GIVEN PROBLEM
Below are the records; locate each line with the word "title" and copy it.

----- MATERIALS PROVIDED -----

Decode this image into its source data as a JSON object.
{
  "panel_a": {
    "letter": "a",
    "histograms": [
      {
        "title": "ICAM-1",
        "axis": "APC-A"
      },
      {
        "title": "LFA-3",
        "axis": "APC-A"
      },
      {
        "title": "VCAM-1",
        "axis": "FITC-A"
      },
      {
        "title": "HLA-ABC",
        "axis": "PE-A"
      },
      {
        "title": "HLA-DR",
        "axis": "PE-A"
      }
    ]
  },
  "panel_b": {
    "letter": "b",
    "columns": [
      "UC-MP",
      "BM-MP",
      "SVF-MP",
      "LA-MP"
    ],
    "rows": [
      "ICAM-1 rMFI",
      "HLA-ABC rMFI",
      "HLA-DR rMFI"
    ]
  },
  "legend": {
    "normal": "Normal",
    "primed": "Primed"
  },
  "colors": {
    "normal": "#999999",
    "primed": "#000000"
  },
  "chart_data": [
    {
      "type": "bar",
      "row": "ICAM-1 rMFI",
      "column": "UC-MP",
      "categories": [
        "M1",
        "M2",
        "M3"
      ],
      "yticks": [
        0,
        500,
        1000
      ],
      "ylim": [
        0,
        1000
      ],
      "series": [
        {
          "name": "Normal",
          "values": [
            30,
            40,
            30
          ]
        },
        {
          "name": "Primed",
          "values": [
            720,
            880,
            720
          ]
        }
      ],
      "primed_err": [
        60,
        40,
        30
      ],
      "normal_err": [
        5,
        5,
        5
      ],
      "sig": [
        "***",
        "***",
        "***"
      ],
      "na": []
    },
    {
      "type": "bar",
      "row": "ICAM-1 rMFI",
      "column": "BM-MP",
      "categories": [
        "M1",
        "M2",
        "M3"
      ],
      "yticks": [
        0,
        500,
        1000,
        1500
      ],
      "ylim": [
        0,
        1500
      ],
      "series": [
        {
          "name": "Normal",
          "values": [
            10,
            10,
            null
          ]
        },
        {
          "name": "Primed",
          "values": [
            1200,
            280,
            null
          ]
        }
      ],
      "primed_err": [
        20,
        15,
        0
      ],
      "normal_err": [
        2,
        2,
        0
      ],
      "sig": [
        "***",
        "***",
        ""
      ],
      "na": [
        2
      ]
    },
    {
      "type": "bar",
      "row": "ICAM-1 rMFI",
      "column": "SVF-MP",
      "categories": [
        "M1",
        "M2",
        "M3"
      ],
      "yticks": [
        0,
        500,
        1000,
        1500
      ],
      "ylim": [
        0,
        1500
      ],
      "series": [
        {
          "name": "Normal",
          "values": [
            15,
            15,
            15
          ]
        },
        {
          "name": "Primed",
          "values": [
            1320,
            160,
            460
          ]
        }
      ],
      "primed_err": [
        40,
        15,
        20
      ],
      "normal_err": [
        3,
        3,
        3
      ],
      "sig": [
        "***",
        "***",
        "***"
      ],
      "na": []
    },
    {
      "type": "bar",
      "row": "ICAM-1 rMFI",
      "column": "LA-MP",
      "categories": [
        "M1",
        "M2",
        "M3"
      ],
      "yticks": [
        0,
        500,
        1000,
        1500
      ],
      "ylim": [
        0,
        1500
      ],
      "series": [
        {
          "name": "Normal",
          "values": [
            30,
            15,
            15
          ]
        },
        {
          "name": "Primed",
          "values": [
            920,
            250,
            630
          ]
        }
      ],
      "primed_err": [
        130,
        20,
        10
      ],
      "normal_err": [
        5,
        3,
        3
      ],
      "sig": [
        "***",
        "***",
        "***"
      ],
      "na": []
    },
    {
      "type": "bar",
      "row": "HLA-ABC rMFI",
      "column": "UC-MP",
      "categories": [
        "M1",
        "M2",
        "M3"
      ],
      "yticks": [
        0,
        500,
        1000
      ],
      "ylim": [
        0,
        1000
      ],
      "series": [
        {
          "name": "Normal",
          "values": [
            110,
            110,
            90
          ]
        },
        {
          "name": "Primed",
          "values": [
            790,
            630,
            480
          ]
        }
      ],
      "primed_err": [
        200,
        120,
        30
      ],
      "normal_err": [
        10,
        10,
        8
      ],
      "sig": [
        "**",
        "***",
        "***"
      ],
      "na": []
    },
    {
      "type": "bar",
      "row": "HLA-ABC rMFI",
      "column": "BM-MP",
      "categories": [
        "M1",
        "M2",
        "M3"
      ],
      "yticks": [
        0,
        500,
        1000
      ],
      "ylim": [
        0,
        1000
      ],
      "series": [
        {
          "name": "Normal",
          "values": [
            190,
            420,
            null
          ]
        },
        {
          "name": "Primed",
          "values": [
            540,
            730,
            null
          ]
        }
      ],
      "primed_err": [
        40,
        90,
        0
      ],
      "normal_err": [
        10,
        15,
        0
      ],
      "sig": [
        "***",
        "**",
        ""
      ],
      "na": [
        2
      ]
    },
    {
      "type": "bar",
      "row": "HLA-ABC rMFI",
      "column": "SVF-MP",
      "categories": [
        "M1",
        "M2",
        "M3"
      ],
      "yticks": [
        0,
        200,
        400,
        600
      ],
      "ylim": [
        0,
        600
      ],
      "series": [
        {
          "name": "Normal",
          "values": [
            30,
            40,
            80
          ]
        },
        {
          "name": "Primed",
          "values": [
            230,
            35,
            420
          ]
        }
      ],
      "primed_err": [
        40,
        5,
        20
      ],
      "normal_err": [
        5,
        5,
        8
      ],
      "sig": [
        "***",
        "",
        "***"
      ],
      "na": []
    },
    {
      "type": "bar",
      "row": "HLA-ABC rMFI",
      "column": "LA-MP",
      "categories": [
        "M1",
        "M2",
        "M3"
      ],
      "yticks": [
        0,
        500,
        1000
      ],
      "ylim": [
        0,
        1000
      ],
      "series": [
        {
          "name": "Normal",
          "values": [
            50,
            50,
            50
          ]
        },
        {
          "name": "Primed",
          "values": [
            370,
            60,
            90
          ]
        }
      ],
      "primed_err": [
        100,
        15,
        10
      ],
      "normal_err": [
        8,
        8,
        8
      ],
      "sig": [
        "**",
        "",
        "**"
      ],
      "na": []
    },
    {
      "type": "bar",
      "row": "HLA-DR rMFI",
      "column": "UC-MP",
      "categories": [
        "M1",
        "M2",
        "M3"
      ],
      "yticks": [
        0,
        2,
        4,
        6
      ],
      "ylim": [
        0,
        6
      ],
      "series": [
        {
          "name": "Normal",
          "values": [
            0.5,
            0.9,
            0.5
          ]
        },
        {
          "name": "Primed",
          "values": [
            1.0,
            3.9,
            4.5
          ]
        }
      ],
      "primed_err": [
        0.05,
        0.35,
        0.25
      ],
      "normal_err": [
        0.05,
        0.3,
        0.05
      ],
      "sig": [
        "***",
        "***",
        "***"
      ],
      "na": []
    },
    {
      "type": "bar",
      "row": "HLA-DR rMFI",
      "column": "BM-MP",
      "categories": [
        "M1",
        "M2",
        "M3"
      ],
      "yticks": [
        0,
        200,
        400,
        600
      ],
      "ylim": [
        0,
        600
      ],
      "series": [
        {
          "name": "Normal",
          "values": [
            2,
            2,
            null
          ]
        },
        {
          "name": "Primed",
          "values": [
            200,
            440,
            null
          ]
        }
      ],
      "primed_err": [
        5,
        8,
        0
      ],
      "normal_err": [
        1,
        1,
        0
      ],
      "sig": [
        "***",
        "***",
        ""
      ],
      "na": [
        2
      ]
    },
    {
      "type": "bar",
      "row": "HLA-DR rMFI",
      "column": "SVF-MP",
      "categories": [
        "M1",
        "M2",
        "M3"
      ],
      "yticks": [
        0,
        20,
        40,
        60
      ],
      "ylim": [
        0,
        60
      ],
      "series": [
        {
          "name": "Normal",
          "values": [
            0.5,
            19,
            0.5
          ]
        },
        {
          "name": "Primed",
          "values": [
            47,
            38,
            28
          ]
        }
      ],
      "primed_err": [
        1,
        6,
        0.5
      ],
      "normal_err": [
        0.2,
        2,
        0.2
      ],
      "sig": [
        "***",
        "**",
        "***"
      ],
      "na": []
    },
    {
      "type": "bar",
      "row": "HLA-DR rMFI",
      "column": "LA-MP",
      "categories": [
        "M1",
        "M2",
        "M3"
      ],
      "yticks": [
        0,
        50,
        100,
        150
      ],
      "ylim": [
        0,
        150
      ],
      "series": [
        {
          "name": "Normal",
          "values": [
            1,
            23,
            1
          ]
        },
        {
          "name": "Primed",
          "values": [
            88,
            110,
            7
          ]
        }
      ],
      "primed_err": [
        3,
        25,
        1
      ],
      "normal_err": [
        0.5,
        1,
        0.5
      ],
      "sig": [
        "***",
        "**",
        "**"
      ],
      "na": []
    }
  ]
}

-----

COMPLETE OUTPUT
        "title": "ICAM-1",
        "title": "LFA-3",
        "title": "VCAM-1",
        "title": "HLA-ABC",
        "title": "HLA-DR",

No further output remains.